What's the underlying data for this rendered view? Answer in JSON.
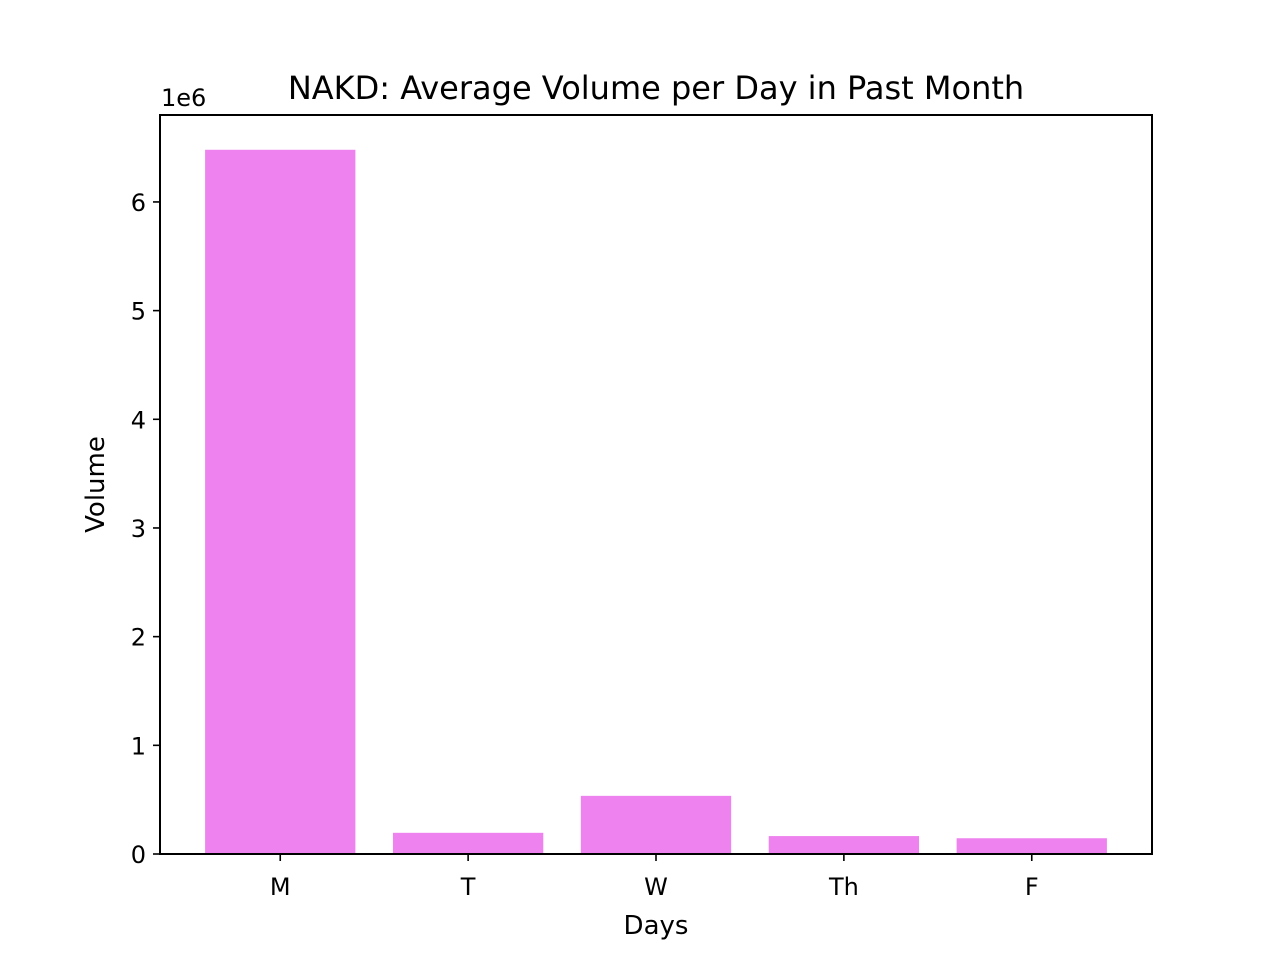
{
  "chart_data": {
    "type": "bar",
    "title": "NAKD: Average Volume per Day in Past Month",
    "xlabel": "Days",
    "ylabel": "Volume",
    "y_offset_label": "1e6",
    "categories": [
      "M",
      "T",
      "W",
      "Th",
      "F"
    ],
    "values": [
      6480000,
      195000,
      535000,
      165000,
      145000
    ],
    "ylim": [
      0,
      6800000
    ],
    "yticks": [
      0,
      1000000,
      2000000,
      3000000,
      4000000,
      5000000,
      6000000
    ],
    "ytick_labels": [
      "0",
      "1",
      "2",
      "3",
      "4",
      "5",
      "6"
    ],
    "bar_color": "#ee82ee",
    "grid": false,
    "legend": "none"
  }
}
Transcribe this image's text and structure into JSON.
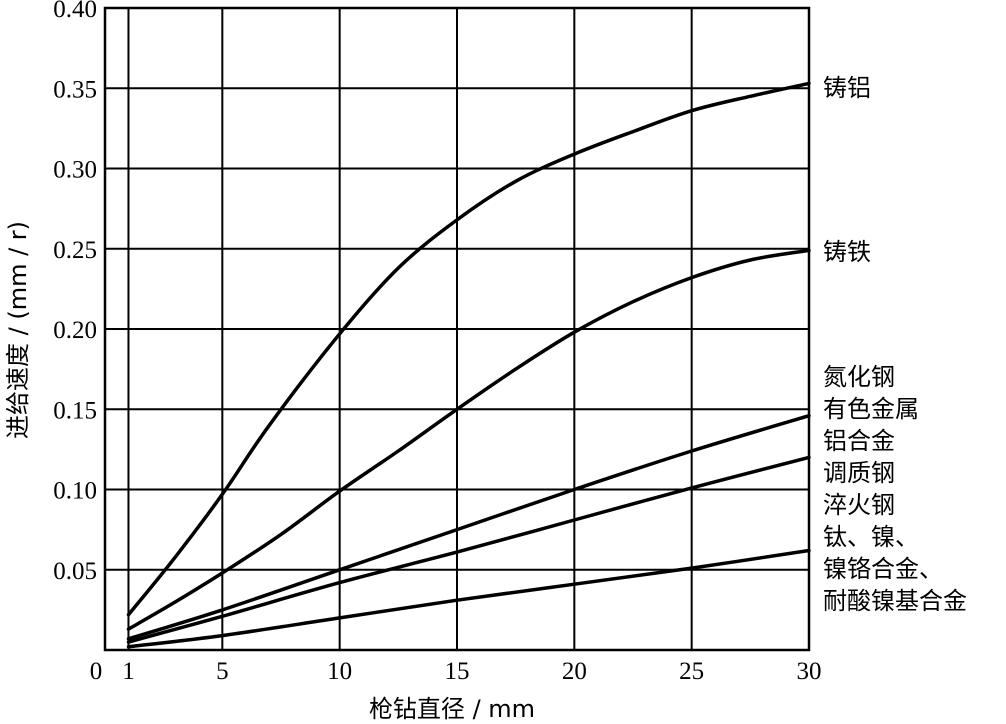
{
  "chart_data": {
    "type": "line",
    "xlabel": "枪钻直径 / mm",
    "ylabel": "进给速度 / (mm / r)",
    "xlim": [
      0,
      30
    ],
    "ylim": [
      0,
      0.4
    ],
    "x_origin_label": "0",
    "x_ticks": [
      1,
      5,
      10,
      15,
      20,
      25,
      30
    ],
    "x_tick_labels": [
      "1",
      "5",
      "10",
      "15",
      "20",
      "25",
      "30"
    ],
    "y_ticks": [
      0.05,
      0.1,
      0.15,
      0.2,
      0.25,
      0.3,
      0.35,
      0.4
    ],
    "y_tick_labels": [
      "0.05",
      "0.10",
      "0.15",
      "0.20",
      "0.25",
      "0.30",
      "0.35",
      "0.40"
    ],
    "grid": true,
    "series": [
      {
        "name": "铸铝",
        "x": [
          1,
          3,
          5,
          7,
          10,
          12.5,
          15,
          17.5,
          20,
          22.5,
          25,
          27.5,
          30
        ],
        "y": [
          0.022,
          0.058,
          0.097,
          0.14,
          0.197,
          0.238,
          0.268,
          0.292,
          0.309,
          0.323,
          0.336,
          0.345,
          0.353
        ]
      },
      {
        "name": "铸铁",
        "x": [
          1,
          3,
          5,
          7.5,
          10,
          12.5,
          15,
          17.5,
          20,
          22.5,
          25,
          27.5,
          30
        ],
        "y": [
          0.013,
          0.03,
          0.048,
          0.072,
          0.099,
          0.124,
          0.15,
          0.175,
          0.198,
          0.217,
          0.232,
          0.243,
          0.249
        ]
      },
      {
        "name": "氮化钢 有色金属 铝合金",
        "x": [
          1,
          5,
          10,
          15,
          20,
          25,
          30
        ],
        "y": [
          0.007,
          0.025,
          0.05,
          0.075,
          0.1,
          0.124,
          0.146
        ]
      },
      {
        "name": "调质钢 淬火钢",
        "x": [
          1,
          5,
          10,
          15,
          20,
          25,
          30
        ],
        "y": [
          0.005,
          0.021,
          0.042,
          0.061,
          0.081,
          0.101,
          0.12
        ]
      },
      {
        "name": "钛、镍、镍铬合金、耐酸镍基合金",
        "x": [
          1,
          5,
          10,
          15,
          20,
          25,
          30
        ],
        "y": [
          0.002,
          0.009,
          0.02,
          0.031,
          0.041,
          0.051,
          0.062
        ]
      }
    ]
  },
  "labels": {
    "cast_aluminum": "铸铝",
    "cast_iron": "铸铁",
    "group3": [
      "氮化钢",
      "有色金属",
      "铝合金"
    ],
    "group4": [
      "调质钢",
      "淬火钢"
    ],
    "group5": [
      "钛、镍、",
      "镍铬合金、",
      "耐酸镍基合金"
    ]
  }
}
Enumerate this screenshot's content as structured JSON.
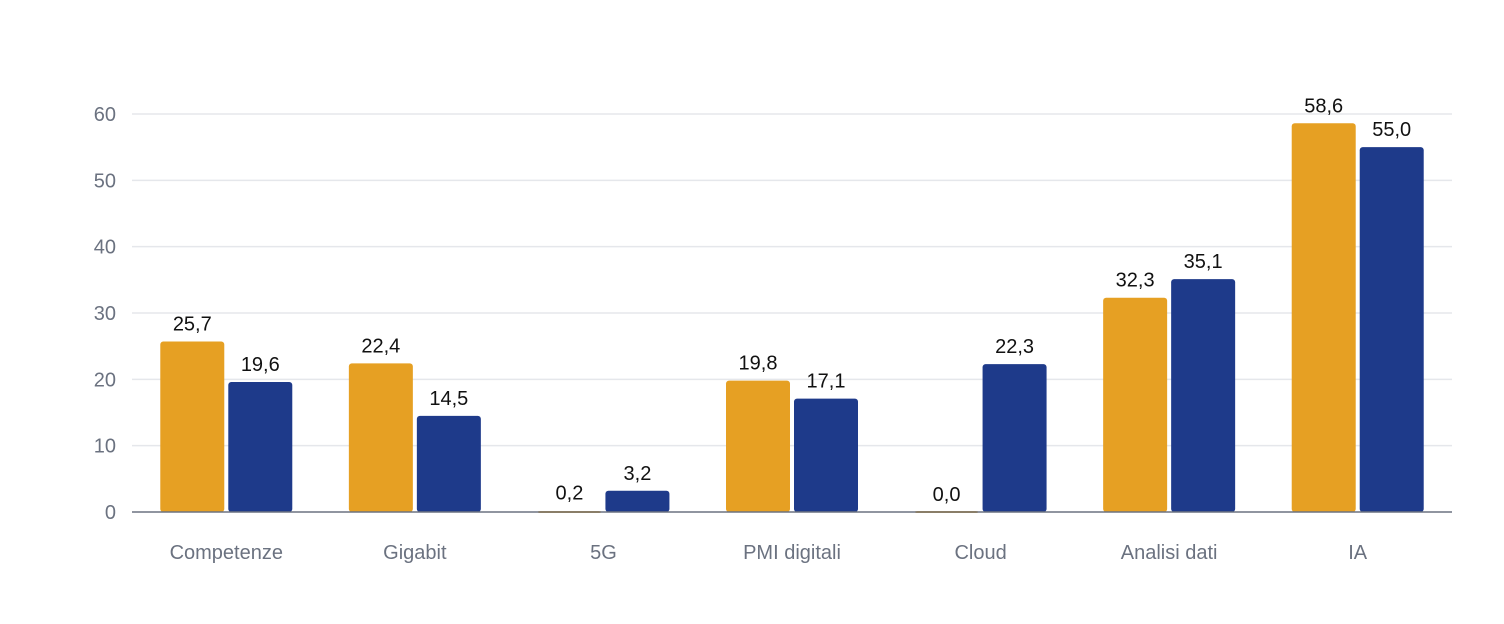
{
  "chart_data": {
    "type": "bar",
    "title": "",
    "xlabel": "",
    "ylabel": "",
    "ylim": [
      0,
      60
    ],
    "yticks": [
      "0",
      "10",
      "20",
      "30",
      "40",
      "50",
      "60"
    ],
    "grid": true,
    "legend": "none",
    "categories": [
      "Competenze",
      "Gigabit",
      "5G",
      "PMI digitali",
      "Cloud",
      "Analisi dati",
      "IA"
    ],
    "series": [
      {
        "color": "#e6a023",
        "values": [
          25.7,
          22.4,
          0.2,
          19.8,
          0.0,
          32.3,
          58.6
        ],
        "labels": [
          "25,7",
          "22,4",
          "0,2",
          "19,8",
          "0,0",
          "32,3",
          "58,6"
        ]
      },
      {
        "color": "#1e3a8a",
        "values": [
          19.6,
          14.5,
          3.2,
          17.1,
          22.3,
          35.1,
          55.0
        ],
        "labels": [
          "19,6",
          "14,5",
          "3,2",
          "17,1",
          "22,3",
          "35,1",
          "55,0"
        ]
      }
    ]
  }
}
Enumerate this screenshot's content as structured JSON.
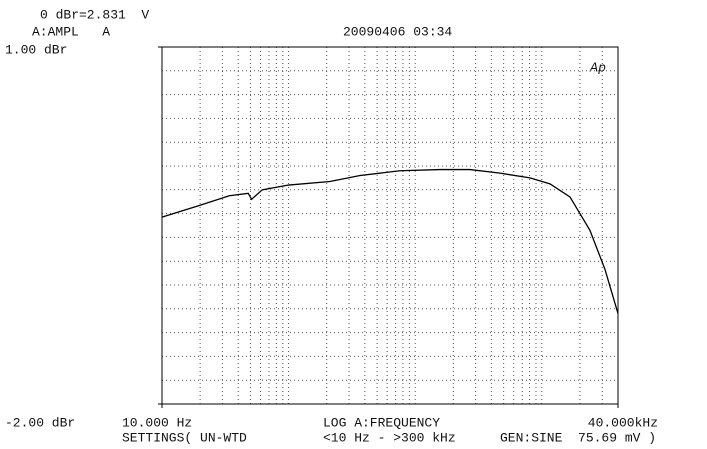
{
  "chart_data": {
    "type": "line",
    "header": [
      "0 dBr=2.831  V",
      "A:AMPL   A"
    ],
    "timestamp": "20090406 03:34",
    "logo": "Ap",
    "x_label": "LOG A:FREQUENCY",
    "footer": [
      "SETTINGS( UN-WTD",
      "<10 Hz - >300 kHz",
      "GEN:SINE  75.69 mV )"
    ],
    "x_log": true,
    "grid": true,
    "xlim": [
      10,
      40000
    ],
    "ylim": [
      -2,
      1
    ],
    "xticks": [
      {
        "value": 10,
        "label": "10.000 Hz"
      },
      {
        "value": 40000,
        "label": "40.000kHz"
      }
    ],
    "yticks": [
      {
        "value": 1,
        "label": "1.00 dBr"
      },
      {
        "value": -2,
        "label": "-2.00 dBr"
      }
    ],
    "series": [
      {
        "color": "#000000",
        "x": [
          10,
          20,
          34,
          48,
          51,
          62,
          100,
          212,
          367,
          759,
          1570,
          2710,
          4680,
          8070,
          11600,
          16700,
          24000,
          31600,
          40000
        ],
        "values": [
          -0.43,
          -0.33,
          -0.25,
          -0.23,
          -0.28,
          -0.2,
          -0.16,
          -0.13,
          -0.08,
          -0.04,
          -0.03,
          -0.03,
          -0.06,
          -0.1,
          -0.15,
          -0.26,
          -0.54,
          -0.87,
          -1.24
        ]
      }
    ]
  }
}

▶ _Your task_
Each record above is to be restated exactly, with its pictures removed from the copy.

▶ _Task solution_
What's the underlying data for this rendered view? Answer in JSON.
{
  "chart_data": {
    "type": "bar",
    "title": "NAKD: Average Volume per Day in Past Month",
    "xlabel": "Days",
    "ylabel": "Volume",
    "y_offset_label": "1e6",
    "categories": [
      "M",
      "T",
      "W",
      "Th",
      "F"
    ],
    "values": [
      6480000,
      195000,
      535000,
      165000,
      145000
    ],
    "ylim": [
      0,
      6800000
    ],
    "yticks": [
      0,
      1000000,
      2000000,
      3000000,
      4000000,
      5000000,
      6000000
    ],
    "ytick_labels": [
      "0",
      "1",
      "2",
      "3",
      "4",
      "5",
      "6"
    ],
    "bar_color": "#ee82ee",
    "grid": false,
    "legend": "none"
  }
}
Transcribe this image's text and structure into JSON.
{
  "chart_data": {
    "type": "line",
    "xlabel": "枪钻直径 / mm",
    "ylabel": "进给速度 / (mm / r)",
    "xlim": [
      0,
      30
    ],
    "ylim": [
      0,
      0.4
    ],
    "x_origin_label": "0",
    "x_ticks": [
      1,
      5,
      10,
      15,
      20,
      25,
      30
    ],
    "x_tick_labels": [
      "1",
      "5",
      "10",
      "15",
      "20",
      "25",
      "30"
    ],
    "y_ticks": [
      0.05,
      0.1,
      0.15,
      0.2,
      0.25,
      0.3,
      0.35,
      0.4
    ],
    "y_tick_labels": [
      "0.05",
      "0.10",
      "0.15",
      "0.20",
      "0.25",
      "0.30",
      "0.35",
      "0.40"
    ],
    "grid": true,
    "series": [
      {
        "name": "铸铝",
        "x": [
          1,
          3,
          5,
          7,
          10,
          12.5,
          15,
          17.5,
          20,
          22.5,
          25,
          27.5,
          30
        ],
        "y": [
          0.022,
          0.058,
          0.097,
          0.14,
          0.197,
          0.238,
          0.268,
          0.292,
          0.309,
          0.323,
          0.336,
          0.345,
          0.353
        ]
      },
      {
        "name": "铸铁",
        "x": [
          1,
          3,
          5,
          7.5,
          10,
          12.5,
          15,
          17.5,
          20,
          22.5,
          25,
          27.5,
          30
        ],
        "y": [
          0.013,
          0.03,
          0.048,
          0.072,
          0.099,
          0.124,
          0.15,
          0.175,
          0.198,
          0.217,
          0.232,
          0.243,
          0.249
        ]
      },
      {
        "name": "氮化钢 有色金属 铝合金",
        "x": [
          1,
          5,
          10,
          15,
          20,
          25,
          30
        ],
        "y": [
          0.007,
          0.025,
          0.05,
          0.075,
          0.1,
          0.124,
          0.146
        ]
      },
      {
        "name": "调质钢 淬火钢",
        "x": [
          1,
          5,
          10,
          15,
          20,
          25,
          30
        ],
        "y": [
          0.005,
          0.021,
          0.042,
          0.061,
          0.081,
          0.101,
          0.12
        ]
      },
      {
        "name": "钛、镍、镍铬合金、耐酸镍基合金",
        "x": [
          1,
          5,
          10,
          15,
          20,
          25,
          30
        ],
        "y": [
          0.002,
          0.009,
          0.02,
          0.031,
          0.041,
          0.051,
          0.062
        ]
      }
    ]
  },
  "labels": {
    "cast_aluminum": "铸铝",
    "cast_iron": "铸铁",
    "group3": [
      "氮化钢",
      "有色金属",
      "铝合金"
    ],
    "group4": [
      "调质钢",
      "淬火钢"
    ],
    "group5": [
      "钛、镍、",
      "镍铬合金、",
      "耐酸镍基合金"
    ]
  }
}
Enumerate this screenshot's content as structured JSON.
{
  "chart_data": {
    "type": "bar",
    "title": "",
    "xlabel": "",
    "ylabel": "",
    "ylim": [
      0,
      60
    ],
    "yticks": [
      "0",
      "10",
      "20",
      "30",
      "40",
      "50",
      "60"
    ],
    "grid": true,
    "legend": "none",
    "categories": [
      "Competenze",
      "Gigabit",
      "5G",
      "PMI digitali",
      "Cloud",
      "Analisi dati",
      "IA"
    ],
    "series": [
      {
        "color": "#e6a023",
        "values": [
          25.7,
          22.4,
          0.2,
          19.8,
          0.0,
          32.3,
          58.6
        ],
        "labels": [
          "25,7",
          "22,4",
          "0,2",
          "19,8",
          "0,0",
          "32,3",
          "58,6"
        ]
      },
      {
        "color": "#1e3a8a",
        "values": [
          19.6,
          14.5,
          3.2,
          17.1,
          22.3,
          35.1,
          55.0
        ],
        "labels": [
          "19,6",
          "14,5",
          "3,2",
          "17,1",
          "22,3",
          "35,1",
          "55,0"
        ]
      }
    ]
  }
}
Enumerate this screenshot's content as structured JSON.
{
  "chart_data": {
    "type": "line",
    "header": [
      "0 dBr=2.831  V",
      "A:AMPL   A"
    ],
    "timestamp": "20090406 03:34",
    "logo": "Ap",
    "x_label": "LOG A:FREQUENCY",
    "footer": [
      "SETTINGS( UN-WTD",
      "<10 Hz - >300 kHz",
      "GEN:SINE  75.69 mV )"
    ],
    "x_log": true,
    "grid": true,
    "xlim": [
      10,
      40000
    ],
    "ylim": [
      -2,
      1
    ],
    "xticks": [
      {
        "value": 10,
        "label": "10.000 Hz"
      },
      {
        "value": 40000,
        "label": "40.000kHz"
      }
    ],
    "yticks": [
      {
        "value": 1,
        "label": "1.00 dBr"
      },
      {
        "value": -2,
        "label": "-2.00 dBr"
      }
    ],
    "series": [
      {
        "color": "#000000",
        "x": [
          10,
          20,
          34,
          48,
          51,
          62,
          100,
          212,
          367,
          759,
          1570,
          2710,
          4680,
          8070,
          11600,
          16700,
          24000,
          31600,
          40000
        ],
        "values": [
          -0.43,
          -0.33,
          -0.25,
          -0.23,
          -0.28,
          -0.2,
          -0.16,
          -0.13,
          -0.08,
          -0.04,
          -0.03,
          -0.03,
          -0.06,
          -0.1,
          -0.15,
          -0.26,
          -0.54,
          -0.87,
          -1.24
        ]
      }
    ]
  }
}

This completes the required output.